• _Written exercise_:
Reproduce all of the data word for word.

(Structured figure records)
------------------------------------------------------------------------

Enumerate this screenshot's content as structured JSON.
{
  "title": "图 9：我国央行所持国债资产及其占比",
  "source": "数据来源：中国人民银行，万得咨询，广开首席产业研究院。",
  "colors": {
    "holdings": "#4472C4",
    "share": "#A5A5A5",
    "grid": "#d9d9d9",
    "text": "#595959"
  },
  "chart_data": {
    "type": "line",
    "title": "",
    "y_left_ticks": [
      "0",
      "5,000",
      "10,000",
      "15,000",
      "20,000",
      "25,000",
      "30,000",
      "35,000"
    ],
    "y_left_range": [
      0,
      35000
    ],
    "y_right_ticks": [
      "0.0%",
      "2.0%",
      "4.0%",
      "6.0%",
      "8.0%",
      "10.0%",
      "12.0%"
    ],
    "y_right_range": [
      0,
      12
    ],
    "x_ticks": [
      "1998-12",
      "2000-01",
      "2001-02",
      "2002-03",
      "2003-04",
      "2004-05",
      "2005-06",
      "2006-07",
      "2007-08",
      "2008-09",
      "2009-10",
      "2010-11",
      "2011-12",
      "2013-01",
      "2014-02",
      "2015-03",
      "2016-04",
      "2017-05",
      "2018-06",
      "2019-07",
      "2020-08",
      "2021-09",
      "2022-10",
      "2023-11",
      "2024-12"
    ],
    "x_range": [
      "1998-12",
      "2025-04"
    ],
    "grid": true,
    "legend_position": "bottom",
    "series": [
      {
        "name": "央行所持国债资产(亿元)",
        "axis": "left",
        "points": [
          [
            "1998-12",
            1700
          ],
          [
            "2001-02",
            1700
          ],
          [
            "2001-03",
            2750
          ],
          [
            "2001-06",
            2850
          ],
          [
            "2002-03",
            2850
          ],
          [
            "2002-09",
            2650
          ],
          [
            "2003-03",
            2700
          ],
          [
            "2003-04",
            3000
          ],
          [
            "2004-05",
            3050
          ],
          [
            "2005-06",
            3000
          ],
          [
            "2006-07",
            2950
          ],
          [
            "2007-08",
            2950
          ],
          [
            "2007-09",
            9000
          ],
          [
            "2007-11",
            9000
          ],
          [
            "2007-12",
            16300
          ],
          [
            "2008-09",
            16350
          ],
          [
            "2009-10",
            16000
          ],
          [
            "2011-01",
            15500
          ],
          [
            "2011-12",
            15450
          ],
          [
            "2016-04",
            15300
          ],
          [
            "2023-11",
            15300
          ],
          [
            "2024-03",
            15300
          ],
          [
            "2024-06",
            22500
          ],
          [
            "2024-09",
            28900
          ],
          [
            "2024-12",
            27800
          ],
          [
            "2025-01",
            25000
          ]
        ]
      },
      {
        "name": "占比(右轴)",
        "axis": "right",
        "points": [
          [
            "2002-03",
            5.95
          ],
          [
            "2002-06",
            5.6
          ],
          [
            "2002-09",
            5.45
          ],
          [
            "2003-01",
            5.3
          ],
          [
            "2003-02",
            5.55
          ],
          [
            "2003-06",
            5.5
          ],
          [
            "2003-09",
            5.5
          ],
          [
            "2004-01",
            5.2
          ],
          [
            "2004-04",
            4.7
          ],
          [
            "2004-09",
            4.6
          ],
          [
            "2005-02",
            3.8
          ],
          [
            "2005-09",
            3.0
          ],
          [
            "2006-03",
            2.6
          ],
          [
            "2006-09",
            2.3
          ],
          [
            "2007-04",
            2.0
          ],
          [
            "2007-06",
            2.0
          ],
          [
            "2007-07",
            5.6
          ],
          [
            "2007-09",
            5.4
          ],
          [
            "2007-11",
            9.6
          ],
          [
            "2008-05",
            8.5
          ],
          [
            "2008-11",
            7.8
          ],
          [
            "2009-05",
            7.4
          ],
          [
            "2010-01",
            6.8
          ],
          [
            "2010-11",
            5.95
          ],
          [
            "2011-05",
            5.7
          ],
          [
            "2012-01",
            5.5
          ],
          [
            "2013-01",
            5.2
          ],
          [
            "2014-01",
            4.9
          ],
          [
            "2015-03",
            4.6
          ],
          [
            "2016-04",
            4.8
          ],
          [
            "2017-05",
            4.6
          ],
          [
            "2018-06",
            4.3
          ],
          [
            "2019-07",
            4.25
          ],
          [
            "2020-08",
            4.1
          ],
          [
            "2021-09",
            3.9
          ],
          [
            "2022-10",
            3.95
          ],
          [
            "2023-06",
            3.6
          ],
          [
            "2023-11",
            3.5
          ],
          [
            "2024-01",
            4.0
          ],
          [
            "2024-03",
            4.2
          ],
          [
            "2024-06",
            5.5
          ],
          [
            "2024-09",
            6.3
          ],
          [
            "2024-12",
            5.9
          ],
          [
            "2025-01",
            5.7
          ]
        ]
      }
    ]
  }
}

------------------------------------------------------------------------

• _Task solution_:
Enumerate this screenshot's content as structured JSON.
{
  "title": "图 9：我国央行所持国债资产及其占比",
  "source": "数据来源：中国人民银行，万得咨询，广开首席产业研究院。",
  "colors": {
    "holdings": "#4472C4",
    "share": "#A5A5A5",
    "grid": "#d9d9d9",
    "text": "#595959"
  },
  "chart_data": {
    "type": "line",
    "title": "",
    "y_left_ticks": [
      "0",
      "5,000",
      "10,000",
      "15,000",
      "20,000",
      "25,000",
      "30,000",
      "35,000"
    ],
    "y_left_range": [
      0,
      35000
    ],
    "y_right_ticks": [
      "0.0%",
      "2.0%",
      "4.0%",
      "6.0%",
      "8.0%",
      "10.0%",
      "12.0%"
    ],
    "y_right_range": [
      0,
      12
    ],
    "x_ticks": [
      "1998-12",
      "2000-01",
      "2001-02",
      "2002-03",
      "2003-04",
      "2004-05",
      "2005-06",
      "2006-07",
      "2007-08",
      "2008-09",
      "2009-10",
      "2010-11",
      "2011-12",
      "2013-01",
      "2014-02",
      "2015-03",
      "2016-04",
      "2017-05",
      "2018-06",
      "2019-07",
      "2020-08",
      "2021-09",
      "2022-10",
      "2023-11",
      "2024-12"
    ],
    "x_range": [
      "1998-12",
      "2025-04"
    ],
    "grid": true,
    "legend_position": "bottom",
    "series": [
      {
        "name": "央行所持国债资产(亿元)",
        "axis": "left",
        "points": [
          [
            "1998-12",
            1700
          ],
          [
            "2001-02",
            1700
          ],
          [
            "2001-03",
            2750
          ],
          [
            "2001-06",
            2850
          ],
          [
            "2002-03",
            2850
          ],
          [
            "2002-09",
            2650
          ],
          [
            "2003-03",
            2700
          ],
          [
            "2003-04",
            3000
          ],
          [
            "2004-05",
            3050
          ],
          [
            "2005-06",
            3000
          ],
          [
            "2006-07",
            2950
          ],
          [
            "2007-08",
            2950
          ],
          [
            "2007-09",
            9000
          ],
          [
            "2007-11",
            9000
          ],
          [
            "2007-12",
            16300
          ],
          [
            "2008-09",
            16350
          ],
          [
            "2009-10",
            16000
          ],
          [
            "2011-01",
            15500
          ],
          [
            "2011-12",
            15450
          ],
          [
            "2016-04",
            15300
          ],
          [
            "2023-11",
            15300
          ],
          [
            "2024-03",
            15300
          ],
          [
            "2024-06",
            22500
          ],
          [
            "2024-09",
            28900
          ],
          [
            "2024-12",
            27800
          ],
          [
            "2025-01",
            25000
          ]
        ]
      },
      {
        "name": "占比(右轴)",
        "axis": "right",
        "points": [
          [
            "2002-03",
            5.95
          ],
          [
            "2002-06",
            5.6
          ],
          [
            "2002-09",
            5.45
          ],
          [
            "2003-01",
            5.3
          ],
          [
            "2003-02",
            5.55
          ],
          [
            "2003-06",
            5.5
          ],
          [
            "2003-09",
            5.5
          ],
          [
            "2004-01",
            5.2
          ],
          [
            "2004-04",
            4.7
          ],
          [
            "2004-09",
            4.6
          ],
          [
            "2005-02",
            3.8
          ],
          [
            "2005-09",
            3.0
          ],
          [
            "2006-03",
            2.6
          ],
          [
            "2006-09",
            2.3
          ],
          [
            "2007-04",
            2.0
          ],
          [
            "2007-06",
            2.0
          ],
          [
            "2007-07",
            5.6
          ],
          [
            "2007-09",
            5.4
          ],
          [
            "2007-11",
            9.6
          ],
          [
            "2008-05",
            8.5
          ],
          [
            "2008-11",
            7.8
          ],
          [
            "2009-05",
            7.4
          ],
          [
            "2010-01",
            6.8
          ],
          [
            "2010-11",
            5.95
          ],
          [
            "2011-05",
            5.7
          ],
          [
            "2012-01",
            5.5
          ],
          [
            "2013-01",
            5.2
          ],
          [
            "2014-01",
            4.9
          ],
          [
            "2015-03",
            4.6
          ],
          [
            "2016-04",
            4.8
          ],
          [
            "2017-05",
            4.6
          ],
          [
            "2018-06",
            4.3
          ],
          [
            "2019-07",
            4.25
          ],
          [
            "2020-08",
            4.1
          ],
          [
            "2021-09",
            3.9
          ],
          [
            "2022-10",
            3.95
          ],
          [
            "2023-06",
            3.6
          ],
          [
            "2023-11",
            3.5
          ],
          [
            "2024-01",
            4.0
          ],
          [
            "2024-03",
            4.2
          ],
          [
            "2024-06",
            5.5
          ],
          [
            "2024-09",
            6.3
          ],
          [
            "2024-12",
            5.9
          ],
          [
            "2025-01",
            5.7
          ]
        ]
      }
    ]
  }
}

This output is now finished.